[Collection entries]
=====
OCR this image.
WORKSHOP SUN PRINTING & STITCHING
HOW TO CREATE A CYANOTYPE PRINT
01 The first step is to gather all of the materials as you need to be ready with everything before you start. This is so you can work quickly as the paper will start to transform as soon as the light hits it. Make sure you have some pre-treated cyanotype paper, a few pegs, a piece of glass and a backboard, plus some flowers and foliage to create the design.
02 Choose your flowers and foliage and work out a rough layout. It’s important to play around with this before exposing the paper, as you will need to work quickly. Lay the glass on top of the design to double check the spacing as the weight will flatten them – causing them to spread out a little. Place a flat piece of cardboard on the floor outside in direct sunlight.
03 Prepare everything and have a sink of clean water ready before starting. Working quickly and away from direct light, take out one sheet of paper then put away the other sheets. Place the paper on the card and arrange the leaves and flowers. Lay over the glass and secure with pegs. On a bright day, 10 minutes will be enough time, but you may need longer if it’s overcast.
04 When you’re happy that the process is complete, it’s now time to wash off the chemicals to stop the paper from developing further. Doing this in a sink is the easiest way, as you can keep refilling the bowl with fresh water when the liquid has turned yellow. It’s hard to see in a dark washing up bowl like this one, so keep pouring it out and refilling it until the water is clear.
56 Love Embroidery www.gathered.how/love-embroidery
=====
[WHAT THE TASK REQUIRES] Output all records verbatim.

[THE RESULT]
OCR this image.
WORKSHOP SUN PRINTING & STITCHING
HOW TO CREATE A CYANOTYPE PRINT
01 The first step is to gather all of the materials as you need to be ready with everything before you start. This is so you can work quickly as the paper will start to transform as soon as the light hits it. Make sure you have some pre-treated cyanotype paper, a few pegs, a piece of glass and a backboard, plus some flowers and foliage to create the design.
02 Choose your flowers and foliage and work out a rough layout. It’s important to play around with this before exposing the paper, as you will need to work quickly. Lay the glass on top of the design to double check the spacing as the weight will flatten them – causing them to spread out a little. Place a flat piece of cardboard on the floor outside in direct sunlight.
03 Prepare everything and have a sink of clean water ready before starting. Working quickly and away from direct light, take out one sheet of paper then put away the other sheets. Place the paper on the card and arrange the leaves and flowers. Lay over the glass and secure with pegs. On a bright day, 10 minutes will be enough time, but you may need longer if it’s overcast.
04 When you’re happy that the process is complete, it’s now time to wash off the chemicals to stop the paper from developing further. Doing this in a sink is the easiest way, as you can keep refilling the bowl with fresh water when the liquid has turned yellow. It’s hard to see in a dark washing up bowl like this one, so keep pouring it out and refilling it until the water is clear.
56 Love Embroidery www.gathered.how/love-embroidery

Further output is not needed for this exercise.